Records from a collection of figures

________

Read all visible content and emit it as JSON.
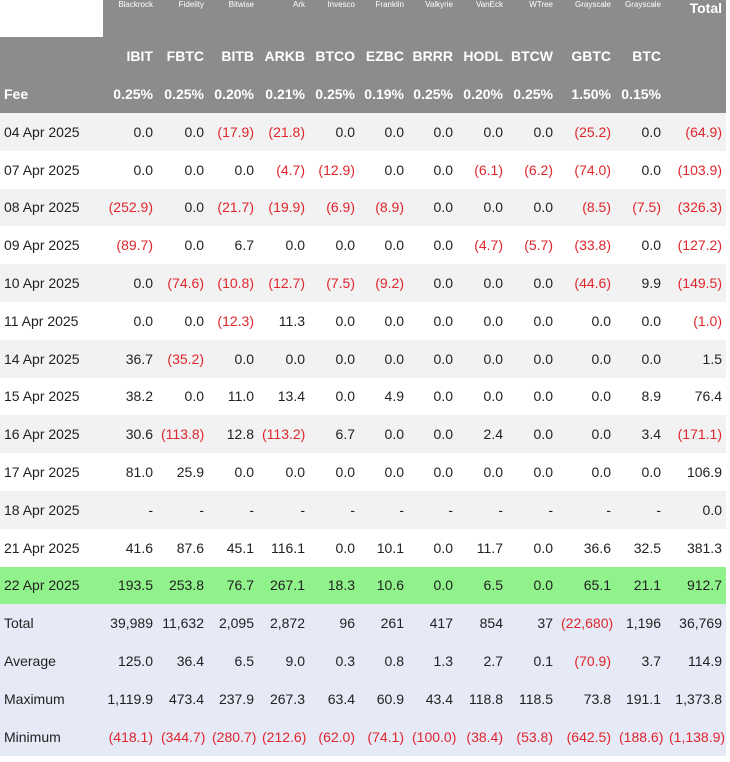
{
  "colors": {
    "header_bg": "#8c8c8c",
    "header_text": "#ffffff",
    "stripe_bg": "#f2f2f2",
    "highlight_bg": "#90f28a",
    "summary_bg": "#e6e9f6",
    "negative_text": "#e0262d"
  },
  "chart_data": {
    "type": "table",
    "issuers": [
      "Blackrock",
      "Fidelity",
      "Bitwise",
      "Ark",
      "Invesco",
      "Franklin",
      "Valkyrie",
      "VanEck",
      "WTree",
      "Grayscale",
      "Grayscale"
    ],
    "total_label": "Total",
    "tickers": [
      "IBIT",
      "FBTC",
      "BITB",
      "ARKB",
      "BTCO",
      "EZBC",
      "BRRR",
      "HODL",
      "BTCW",
      "GBTC",
      "BTC"
    ],
    "fee_label": "Fee",
    "fees": [
      "0.25%",
      "0.25%",
      "0.20%",
      "0.21%",
      "0.25%",
      "0.19%",
      "0.25%",
      "0.20%",
      "0.25%",
      "1.50%",
      "0.15%"
    ],
    "rows": [
      {
        "date": "04 Apr 2025",
        "values": [
          "0.0",
          "0.0",
          "(17.9)",
          "(21.8)",
          "0.0",
          "0.0",
          "0.0",
          "0.0",
          "0.0",
          "(25.2)",
          "0.0"
        ],
        "total": "(64.9)"
      },
      {
        "date": "07 Apr 2025",
        "values": [
          "0.0",
          "0.0",
          "0.0",
          "(4.7)",
          "(12.9)",
          "0.0",
          "0.0",
          "(6.1)",
          "(6.2)",
          "(74.0)",
          "0.0"
        ],
        "total": "(103.9)"
      },
      {
        "date": "08 Apr 2025",
        "values": [
          "(252.9)",
          "0.0",
          "(21.7)",
          "(19.9)",
          "(6.9)",
          "(8.9)",
          "0.0",
          "0.0",
          "0.0",
          "(8.5)",
          "(7.5)"
        ],
        "total": "(326.3)"
      },
      {
        "date": "09 Apr 2025",
        "values": [
          "(89.7)",
          "0.0",
          "6.7",
          "0.0",
          "0.0",
          "0.0",
          "0.0",
          "(4.7)",
          "(5.7)",
          "(33.8)",
          "0.0"
        ],
        "total": "(127.2)"
      },
      {
        "date": "10 Apr 2025",
        "values": [
          "0.0",
          "(74.6)",
          "(10.8)",
          "(12.7)",
          "(7.5)",
          "(9.2)",
          "0.0",
          "0.0",
          "0.0",
          "(44.6)",
          "9.9"
        ],
        "total": "(149.5)"
      },
      {
        "date": "11 Apr 2025",
        "values": [
          "0.0",
          "0.0",
          "(12.3)",
          "11.3",
          "0.0",
          "0.0",
          "0.0",
          "0.0",
          "0.0",
          "0.0",
          "0.0"
        ],
        "total": "(1.0)"
      },
      {
        "date": "14 Apr 2025",
        "values": [
          "36.7",
          "(35.2)",
          "0.0",
          "0.0",
          "0.0",
          "0.0",
          "0.0",
          "0.0",
          "0.0",
          "0.0",
          "0.0"
        ],
        "total": "1.5"
      },
      {
        "date": "15 Apr 2025",
        "values": [
          "38.2",
          "0.0",
          "11.0",
          "13.4",
          "0.0",
          "4.9",
          "0.0",
          "0.0",
          "0.0",
          "0.0",
          "8.9"
        ],
        "total": "76.4"
      },
      {
        "date": "16 Apr 2025",
        "values": [
          "30.6",
          "(113.8)",
          "12.8",
          "(113.2)",
          "6.7",
          "0.0",
          "0.0",
          "2.4",
          "0.0",
          "0.0",
          "3.4"
        ],
        "total": "(171.1)"
      },
      {
        "date": "17 Apr 2025",
        "values": [
          "81.0",
          "25.9",
          "0.0",
          "0.0",
          "0.0",
          "0.0",
          "0.0",
          "0.0",
          "0.0",
          "0.0",
          "0.0"
        ],
        "total": "106.9"
      },
      {
        "date": "18 Apr 2025",
        "values": [
          "-",
          "-",
          "-",
          "-",
          "-",
          "-",
          "-",
          "-",
          "-",
          "-",
          "-"
        ],
        "total": "0.0"
      },
      {
        "date": "21 Apr 2025",
        "values": [
          "41.6",
          "87.6",
          "45.1",
          "116.1",
          "0.0",
          "10.1",
          "0.0",
          "11.7",
          "0.0",
          "36.6",
          "32.5"
        ],
        "total": "381.3"
      },
      {
        "date": "22 Apr 2025",
        "values": [
          "193.5",
          "253.8",
          "76.7",
          "267.1",
          "18.3",
          "10.6",
          "0.0",
          "6.5",
          "0.0",
          "65.1",
          "21.1"
        ],
        "total": "912.7",
        "highlight": true
      }
    ],
    "summary": [
      {
        "label": "Total",
        "values": [
          "39,989",
          "11,632",
          "2,095",
          "2,872",
          "96",
          "261",
          "417",
          "854",
          "37",
          "(22,680)",
          "1,196"
        ],
        "total": "36,769"
      },
      {
        "label": "Average",
        "values": [
          "125.0",
          "36.4",
          "6.5",
          "9.0",
          "0.3",
          "0.8",
          "1.3",
          "2.7",
          "0.1",
          "(70.9)",
          "3.7"
        ],
        "total": "114.9"
      },
      {
        "label": "Maximum",
        "values": [
          "1,119.9",
          "473.4",
          "237.9",
          "267.3",
          "63.4",
          "60.9",
          "43.4",
          "118.8",
          "118.5",
          "73.8",
          "191.1"
        ],
        "total": "1,373.8"
      },
      {
        "label": "Minimum",
        "values": [
          "(418.1)",
          "(344.7)",
          "(280.7)",
          "(212.6)",
          "(62.0)",
          "(74.1)",
          "(100.0)",
          "(38.4)",
          "(53.8)",
          "(642.5)",
          "(188.6)"
        ],
        "total": "(1,138.9)"
      }
    ]
  }
}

________

=== Exercise details ===
Copy every record above exactly, leaving out the pictures.

=== Solution to this exercise ===
Read all visible content and emit it as JSON.
{
  "colors": {
    "header_bg": "#8c8c8c",
    "header_text": "#ffffff",
    "stripe_bg": "#f2f2f2",
    "highlight_bg": "#90f28a",
    "summary_bg": "#e6e9f6",
    "negative_text": "#e0262d"
  },
  "chart_data": {
    "type": "table",
    "issuers": [
      "Blackrock",
      "Fidelity",
      "Bitwise",
      "Ark",
      "Invesco",
      "Franklin",
      "Valkyrie",
      "VanEck",
      "WTree",
      "Grayscale",
      "Grayscale"
    ],
    "total_label": "Total",
    "tickers": [
      "IBIT",
      "FBTC",
      "BITB",
      "ARKB",
      "BTCO",
      "EZBC",
      "BRRR",
      "HODL",
      "BTCW",
      "GBTC",
      "BTC"
    ],
    "fee_label": "Fee",
    "fees": [
      "0.25%",
      "0.25%",
      "0.20%",
      "0.21%",
      "0.25%",
      "0.19%",
      "0.25%",
      "0.20%",
      "0.25%",
      "1.50%",
      "0.15%"
    ],
    "rows": [
      {
        "date": "04 Apr 2025",
        "values": [
          "0.0",
          "0.0",
          "(17.9)",
          "(21.8)",
          "0.0",
          "0.0",
          "0.0",
          "0.0",
          "0.0",
          "(25.2)",
          "0.0"
        ],
        "total": "(64.9)"
      },
      {
        "date": "07 Apr 2025",
        "values": [
          "0.0",
          "0.0",
          "0.0",
          "(4.7)",
          "(12.9)",
          "0.0",
          "0.0",
          "(6.1)",
          "(6.2)",
          "(74.0)",
          "0.0"
        ],
        "total": "(103.9)"
      },
      {
        "date": "08 Apr 2025",
        "values": [
          "(252.9)",
          "0.0",
          "(21.7)",
          "(19.9)",
          "(6.9)",
          "(8.9)",
          "0.0",
          "0.0",
          "0.0",
          "(8.5)",
          "(7.5)"
        ],
        "total": "(326.3)"
      },
      {
        "date": "09 Apr 2025",
        "values": [
          "(89.7)",
          "0.0",
          "6.7",
          "0.0",
          "0.0",
          "0.0",
          "0.0",
          "(4.7)",
          "(5.7)",
          "(33.8)",
          "0.0"
        ],
        "total": "(127.2)"
      },
      {
        "date": "10 Apr 2025",
        "values": [
          "0.0",
          "(74.6)",
          "(10.8)",
          "(12.7)",
          "(7.5)",
          "(9.2)",
          "0.0",
          "0.0",
          "0.0",
          "(44.6)",
          "9.9"
        ],
        "total": "(149.5)"
      },
      {
        "date": "11 Apr 2025",
        "values": [
          "0.0",
          "0.0",
          "(12.3)",
          "11.3",
          "0.0",
          "0.0",
          "0.0",
          "0.0",
          "0.0",
          "0.0",
          "0.0"
        ],
        "total": "(1.0)"
      },
      {
        "date": "14 Apr 2025",
        "values": [
          "36.7",
          "(35.2)",
          "0.0",
          "0.0",
          "0.0",
          "0.0",
          "0.0",
          "0.0",
          "0.0",
          "0.0",
          "0.0"
        ],
        "total": "1.5"
      },
      {
        "date": "15 Apr 2025",
        "values": [
          "38.2",
          "0.0",
          "11.0",
          "13.4",
          "0.0",
          "4.9",
          "0.0",
          "0.0",
          "0.0",
          "0.0",
          "8.9"
        ],
        "total": "76.4"
      },
      {
        "date": "16 Apr 2025",
        "values": [
          "30.6",
          "(113.8)",
          "12.8",
          "(113.2)",
          "6.7",
          "0.0",
          "0.0",
          "2.4",
          "0.0",
          "0.0",
          "3.4"
        ],
        "total": "(171.1)"
      },
      {
        "date": "17 Apr 2025",
        "values": [
          "81.0",
          "25.9",
          "0.0",
          "0.0",
          "0.0",
          "0.0",
          "0.0",
          "0.0",
          "0.0",
          "0.0",
          "0.0"
        ],
        "total": "106.9"
      },
      {
        "date": "18 Apr 2025",
        "values": [
          "-",
          "-",
          "-",
          "-",
          "-",
          "-",
          "-",
          "-",
          "-",
          "-",
          "-"
        ],
        "total": "0.0"
      },
      {
        "date": "21 Apr 2025",
        "values": [
          "41.6",
          "87.6",
          "45.1",
          "116.1",
          "0.0",
          "10.1",
          "0.0",
          "11.7",
          "0.0",
          "36.6",
          "32.5"
        ],
        "total": "381.3"
      },
      {
        "date": "22 Apr 2025",
        "values": [
          "193.5",
          "253.8",
          "76.7",
          "267.1",
          "18.3",
          "10.6",
          "0.0",
          "6.5",
          "0.0",
          "65.1",
          "21.1"
        ],
        "total": "912.7",
        "highlight": true
      }
    ],
    "summary": [
      {
        "label": "Total",
        "values": [
          "39,989",
          "11,632",
          "2,095",
          "2,872",
          "96",
          "261",
          "417",
          "854",
          "37",
          "(22,680)",
          "1,196"
        ],
        "total": "36,769"
      },
      {
        "label": "Average",
        "values": [
          "125.0",
          "36.4",
          "6.5",
          "9.0",
          "0.3",
          "0.8",
          "1.3",
          "2.7",
          "0.1",
          "(70.9)",
          "3.7"
        ],
        "total": "114.9"
      },
      {
        "label": "Maximum",
        "values": [
          "1,119.9",
          "473.4",
          "237.9",
          "267.3",
          "63.4",
          "60.9",
          "43.4",
          "118.8",
          "118.5",
          "73.8",
          "191.1"
        ],
        "total": "1,373.8"
      },
      {
        "label": "Minimum",
        "values": [
          "(418.1)",
          "(344.7)",
          "(280.7)",
          "(212.6)",
          "(62.0)",
          "(74.1)",
          "(100.0)",
          "(38.4)",
          "(53.8)",
          "(642.5)",
          "(188.6)"
        ],
        "total": "(1,138.9)"
      }
    ]
  }
}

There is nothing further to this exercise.